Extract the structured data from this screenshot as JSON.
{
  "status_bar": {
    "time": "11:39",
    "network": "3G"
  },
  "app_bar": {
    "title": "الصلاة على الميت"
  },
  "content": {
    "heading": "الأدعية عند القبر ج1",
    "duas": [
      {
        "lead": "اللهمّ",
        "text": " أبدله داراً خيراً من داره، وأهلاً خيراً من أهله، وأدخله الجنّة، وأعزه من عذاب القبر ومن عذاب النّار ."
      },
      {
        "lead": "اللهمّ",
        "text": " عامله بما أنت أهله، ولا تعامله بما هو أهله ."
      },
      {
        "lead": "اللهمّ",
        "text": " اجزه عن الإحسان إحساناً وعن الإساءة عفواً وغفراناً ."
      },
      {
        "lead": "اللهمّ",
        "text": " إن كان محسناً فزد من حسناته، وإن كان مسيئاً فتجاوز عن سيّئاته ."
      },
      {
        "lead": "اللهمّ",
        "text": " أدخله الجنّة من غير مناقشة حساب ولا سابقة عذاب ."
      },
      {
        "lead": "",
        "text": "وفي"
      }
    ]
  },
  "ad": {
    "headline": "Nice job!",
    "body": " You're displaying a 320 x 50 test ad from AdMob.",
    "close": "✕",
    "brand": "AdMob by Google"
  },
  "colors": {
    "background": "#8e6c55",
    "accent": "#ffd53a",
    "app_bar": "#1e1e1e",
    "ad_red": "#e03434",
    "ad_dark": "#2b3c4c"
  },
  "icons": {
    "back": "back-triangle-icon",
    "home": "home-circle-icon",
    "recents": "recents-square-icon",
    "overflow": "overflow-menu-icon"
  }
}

◇ ◇ ◇ ◇ ◇ ◇ ◇

* [YOUR OBJECTIVE]: Output each record precisely as given.

* [FINAL RESULT]:
Extract the structured data from this screenshot as JSON.
{
  "status_bar": {
    "time": "11:39",
    "network": "3G"
  },
  "app_bar": {
    "title": "الصلاة على الميت"
  },
  "content": {
    "heading": "الأدعية عند القبر ج1",
    "duas": [
      {
        "lead": "اللهمّ",
        "text": " أبدله داراً خيراً من داره، وأهلاً خيراً من أهله، وأدخله الجنّة، وأعزه من عذاب القبر ومن عذاب النّار ."
      },
      {
        "lead": "اللهمّ",
        "text": " عامله بما أنت أهله، ولا تعامله بما هو أهله ."
      },
      {
        "lead": "اللهمّ",
        "text": " اجزه عن الإحسان إحساناً وعن الإساءة عفواً وغفراناً ."
      },
      {
        "lead": "اللهمّ",
        "text": " إن كان محسناً فزد من حسناته، وإن كان مسيئاً فتجاوز عن سيّئاته ."
      },
      {
        "lead": "اللهمّ",
        "text": " أدخله الجنّة من غير مناقشة حساب ولا سابقة عذاب ."
      },
      {
        "lead": "",
        "text": "وفي"
      }
    ]
  },
  "ad": {
    "headline": "Nice job!",
    "body": " You're displaying a 320 x 50 test ad from AdMob.",
    "close": "✕",
    "brand": "AdMob by Google"
  },
  "colors": {
    "background": "#8e6c55",
    "accent": "#ffd53a",
    "app_bar": "#1e1e1e",
    "ad_red": "#e03434",
    "ad_dark": "#2b3c4c"
  },
  "icons": {
    "back": "back-triangle-icon",
    "home": "home-circle-icon",
    "recents": "recents-square-icon",
    "overflow": "overflow-menu-icon"
  }
}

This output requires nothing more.